* [WRITTEN REQUEST] Return the whole listing, line for line, without the pictures in it.

* [DATA RECORDS]
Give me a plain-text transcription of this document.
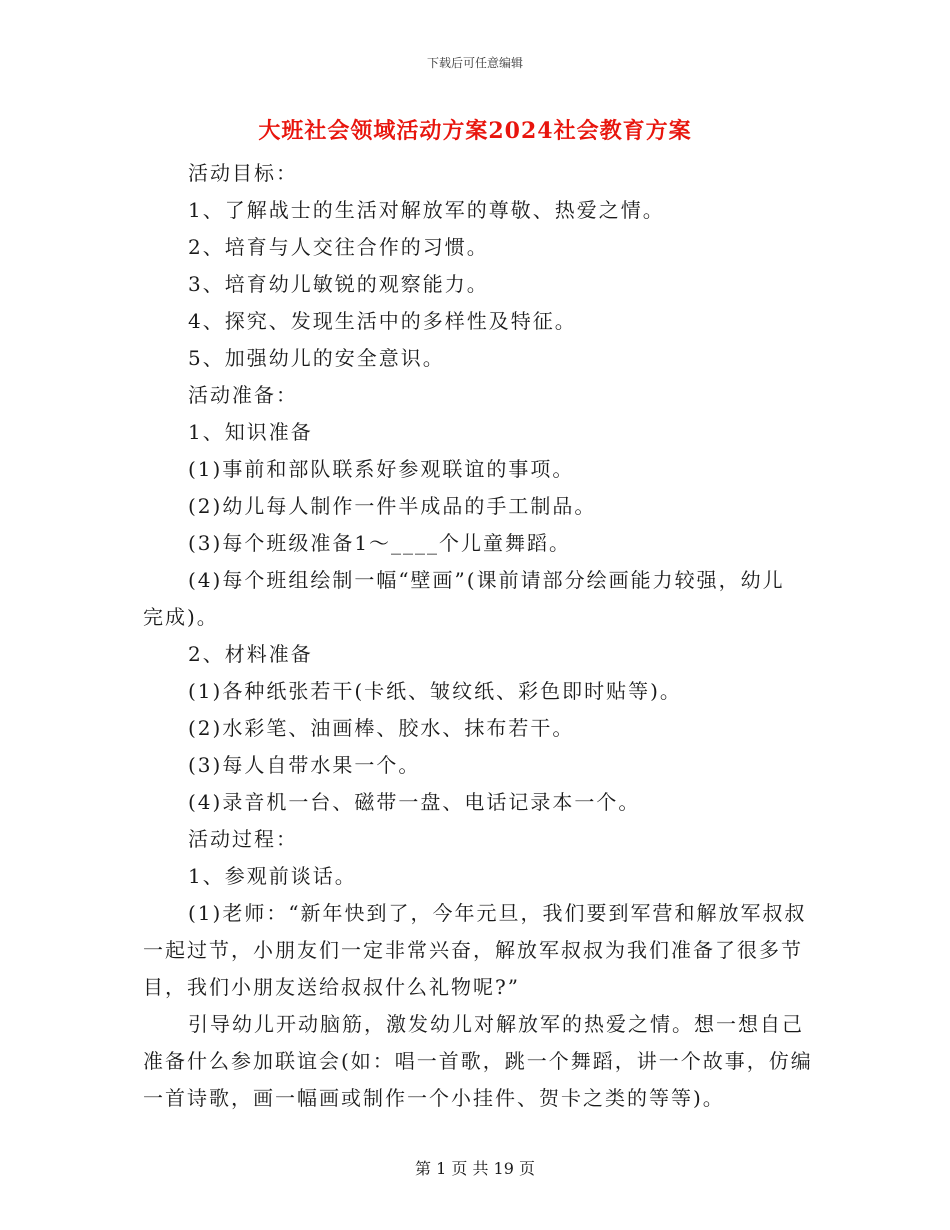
下载后可任意编辑
大班社会领域活动方案2024社会教育方案
活动目标：
1、了解战士的生活对解放军的尊敬、热爱之情。
2、培育与人交往合作的习惯。
3、培育幼儿敏锐的观察能力。
4、探究、发现生活中的多样性及特征。
5、加强幼儿的安全意识。
活动准备：
1、知识准备
(1)事前和部队联系好参观联谊的事项。
(2)幼儿每人制作一件半成品的手工制品。
(3)每个班级准备1～____个儿童舞蹈。
(4)每个班组绘制一幅“壁画”(课前请部分绘画能力较强，幼儿
完成)。
2、材料准备
(1)各种纸张若干(卡纸、皱纹纸、彩色即时贴等)。
(2)水彩笔、油画棒、胶水、抹布若干。
(3)每人自带水果一个。
(4)录音机一台、磁带一盘、电话记录本一个。
活动过程：
1、参观前谈话。
(1)老师：“新年快到了，今年元旦，我们要到军营和解放军叔叔
一起过节，小朋友们一定非常兴奋，解放军叔叔为我们准备了很多节
目，我们小朋友送给叔叔什么礼物呢?”
引导幼儿开动脑筋，激发幼儿对解放军的热爱之情。想一想自己
准备什么参加联谊会(如：唱一首歌，跳一个舞蹈，讲一个故事，仿编
一首诗歌，画一幅画或制作一个小挂件、贺卡之类的等等)。
第 1 页 共 19 页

* [SOLUTION FOR THIS EXERCISE]
Give me a plain-text transcription of this document.
下载后可任意编辑
大班社会领域活动方案2024社会教育方案
活动目标：
1、了解战士的生活对解放军的尊敬、热爱之情。
2、培育与人交往合作的习惯。
3、培育幼儿敏锐的观察能力。
4、探究、发现生活中的多样性及特征。
5、加强幼儿的安全意识。
活动准备：
1、知识准备
(1)事前和部队联系好参观联谊的事项。
(2)幼儿每人制作一件半成品的手工制品。
(3)每个班级准备1～____个儿童舞蹈。
(4)每个班组绘制一幅“壁画”(课前请部分绘画能力较强，幼儿
完成)。
2、材料准备
(1)各种纸张若干(卡纸、皱纹纸、彩色即时贴等)。
(2)水彩笔、油画棒、胶水、抹布若干。
(3)每人自带水果一个。
(4)录音机一台、磁带一盘、电话记录本一个。
活动过程：
1、参观前谈话。
(1)老师：“新年快到了，今年元旦，我们要到军营和解放军叔叔
一起过节，小朋友们一定非常兴奋，解放军叔叔为我们准备了很多节
目，我们小朋友送给叔叔什么礼物呢?”
引导幼儿开动脑筋，激发幼儿对解放军的热爱之情。想一想自己
准备什么参加联谊会(如：唱一首歌，跳一个舞蹈，讲一个故事，仿编
一首诗歌，画一幅画或制作一个小挂件、贺卡之类的等等)。
第 1 页 共 19 页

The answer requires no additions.